[Opening Available data section]

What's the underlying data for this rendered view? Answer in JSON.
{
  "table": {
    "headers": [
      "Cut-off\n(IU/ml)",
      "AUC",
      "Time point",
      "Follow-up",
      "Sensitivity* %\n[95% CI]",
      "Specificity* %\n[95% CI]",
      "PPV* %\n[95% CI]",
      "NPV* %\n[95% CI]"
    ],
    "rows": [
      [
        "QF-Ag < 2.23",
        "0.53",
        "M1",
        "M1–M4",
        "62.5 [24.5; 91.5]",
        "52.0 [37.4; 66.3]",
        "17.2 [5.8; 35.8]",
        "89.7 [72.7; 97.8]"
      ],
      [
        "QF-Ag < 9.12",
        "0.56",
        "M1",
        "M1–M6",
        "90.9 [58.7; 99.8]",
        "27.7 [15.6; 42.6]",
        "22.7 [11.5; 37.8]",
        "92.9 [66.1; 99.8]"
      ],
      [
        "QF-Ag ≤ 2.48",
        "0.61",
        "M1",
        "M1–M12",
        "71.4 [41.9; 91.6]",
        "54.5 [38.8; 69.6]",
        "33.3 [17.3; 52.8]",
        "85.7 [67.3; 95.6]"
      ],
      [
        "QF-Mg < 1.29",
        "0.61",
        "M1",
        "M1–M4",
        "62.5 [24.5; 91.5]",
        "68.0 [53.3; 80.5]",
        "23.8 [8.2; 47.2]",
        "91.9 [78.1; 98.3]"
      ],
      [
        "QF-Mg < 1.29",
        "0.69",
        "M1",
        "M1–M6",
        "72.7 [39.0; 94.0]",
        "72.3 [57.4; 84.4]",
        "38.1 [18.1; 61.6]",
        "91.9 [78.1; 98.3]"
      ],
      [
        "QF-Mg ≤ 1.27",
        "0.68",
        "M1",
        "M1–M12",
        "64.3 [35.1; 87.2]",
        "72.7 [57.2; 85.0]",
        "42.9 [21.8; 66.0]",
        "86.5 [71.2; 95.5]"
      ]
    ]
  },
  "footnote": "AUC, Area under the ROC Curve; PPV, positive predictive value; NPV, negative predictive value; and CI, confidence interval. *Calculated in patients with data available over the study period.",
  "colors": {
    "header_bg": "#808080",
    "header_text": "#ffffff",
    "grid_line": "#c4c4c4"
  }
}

[Closing Available data section]

Description of the task: Reproduce exactly what is written in the listing above.

Solution for this exercise:
What's the underlying data for this rendered view? Answer in JSON.
{
  "table": {
    "headers": [
      "Cut-off\n(IU/ml)",
      "AUC",
      "Time point",
      "Follow-up",
      "Sensitivity* %\n[95% CI]",
      "Specificity* %\n[95% CI]",
      "PPV* %\n[95% CI]",
      "NPV* %\n[95% CI]"
    ],
    "rows": [
      [
        "QF-Ag < 2.23",
        "0.53",
        "M1",
        "M1–M4",
        "62.5 [24.5; 91.5]",
        "52.0 [37.4; 66.3]",
        "17.2 [5.8; 35.8]",
        "89.7 [72.7; 97.8]"
      ],
      [
        "QF-Ag < 9.12",
        "0.56",
        "M1",
        "M1–M6",
        "90.9 [58.7; 99.8]",
        "27.7 [15.6; 42.6]",
        "22.7 [11.5; 37.8]",
        "92.9 [66.1; 99.8]"
      ],
      [
        "QF-Ag ≤ 2.48",
        "0.61",
        "M1",
        "M1–M12",
        "71.4 [41.9; 91.6]",
        "54.5 [38.8; 69.6]",
        "33.3 [17.3; 52.8]",
        "85.7 [67.3; 95.6]"
      ],
      [
        "QF-Mg < 1.29",
        "0.61",
        "M1",
        "M1–M4",
        "62.5 [24.5; 91.5]",
        "68.0 [53.3; 80.5]",
        "23.8 [8.2; 47.2]",
        "91.9 [78.1; 98.3]"
      ],
      [
        "QF-Mg < 1.29",
        "0.69",
        "M1",
        "M1–M6",
        "72.7 [39.0; 94.0]",
        "72.3 [57.4; 84.4]",
        "38.1 [18.1; 61.6]",
        "91.9 [78.1; 98.3]"
      ],
      [
        "QF-Mg ≤ 1.27",
        "0.68",
        "M1",
        "M1–M12",
        "64.3 [35.1; 87.2]",
        "72.7 [57.2; 85.0]",
        "42.9 [21.8; 66.0]",
        "86.5 [71.2; 95.5]"
      ]
    ]
  },
  "footnote": "AUC, Area under the ROC Curve; PPV, positive predictive value; NPV, negative predictive value; and CI, confidence interval. *Calculated in patients with data available over the study period.",
  "colors": {
    "header_bg": "#808080",
    "header_text": "#ffffff",
    "grid_line": "#c4c4c4"
  }
}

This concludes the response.